■ What to produce ■
Copy out all lines that hold "color".
═══
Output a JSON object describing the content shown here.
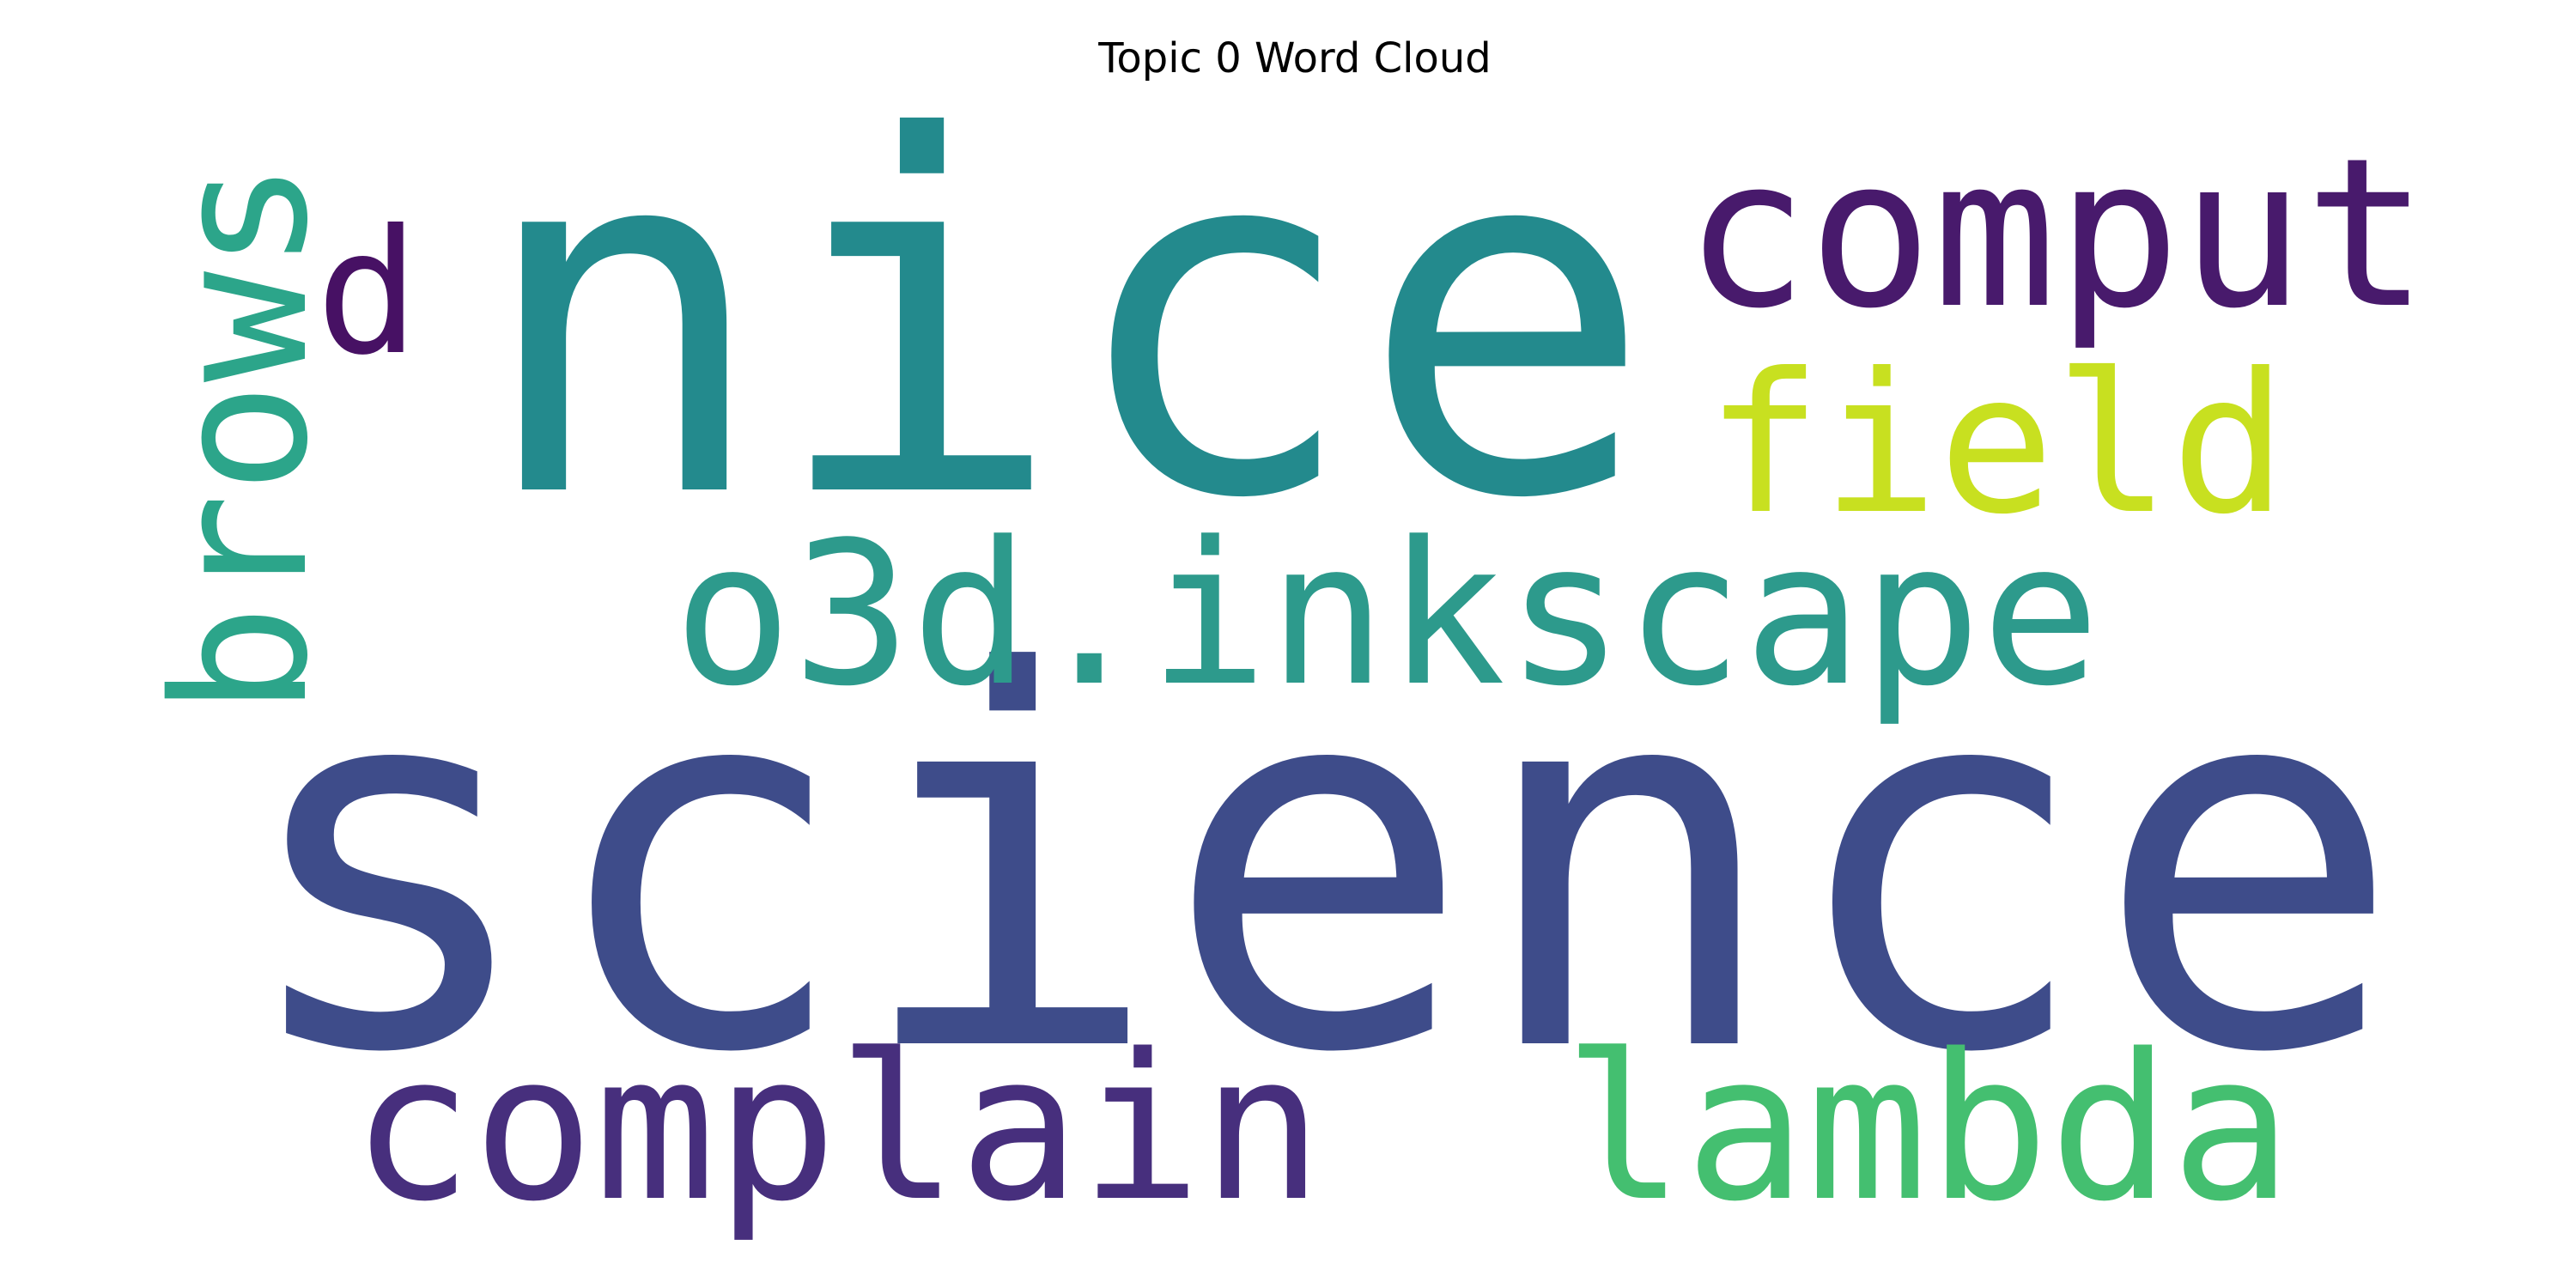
{
  "chart_data": {
    "type": "wordcloud",
    "title": "Topic 0 Word Cloud",
    "background": "#ffffff",
    "words": [
      {
        "text": "science",
        "weight": 1.0,
        "color": "#3e4c8a"
      },
      {
        "text": "nice",
        "weight": 0.95,
        "color": "#238a8d"
      },
      {
        "text": "o3d.inkscape",
        "weight": 0.45,
        "color": "#2d9a8c"
      },
      {
        "text": "comput",
        "weight": 0.38,
        "color": "#481a6c"
      },
      {
        "text": "field",
        "weight": 0.35,
        "color": "#c8e020"
      },
      {
        "text": "complain",
        "weight": 0.36,
        "color": "#472f7d"
      },
      {
        "text": "lambda",
        "weight": 0.35,
        "color": "#44bf70"
      },
      {
        "text": "brows",
        "weight": 0.33,
        "color": "#2ca58a"
      },
      {
        "text": "d",
        "weight": 0.28,
        "color": "#471164"
      }
    ]
  }
}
═══
■ Result of the exercise ■
        "color": "#3e4c8a"
        "color": "#238a8d"
        "color": "#2d9a8c"
        "color": "#481a6c"
        "color": "#c8e020"
        "color": "#472f7d"
        "color": "#44bf70"
        "color": "#2ca58a"
        "color": "#471164"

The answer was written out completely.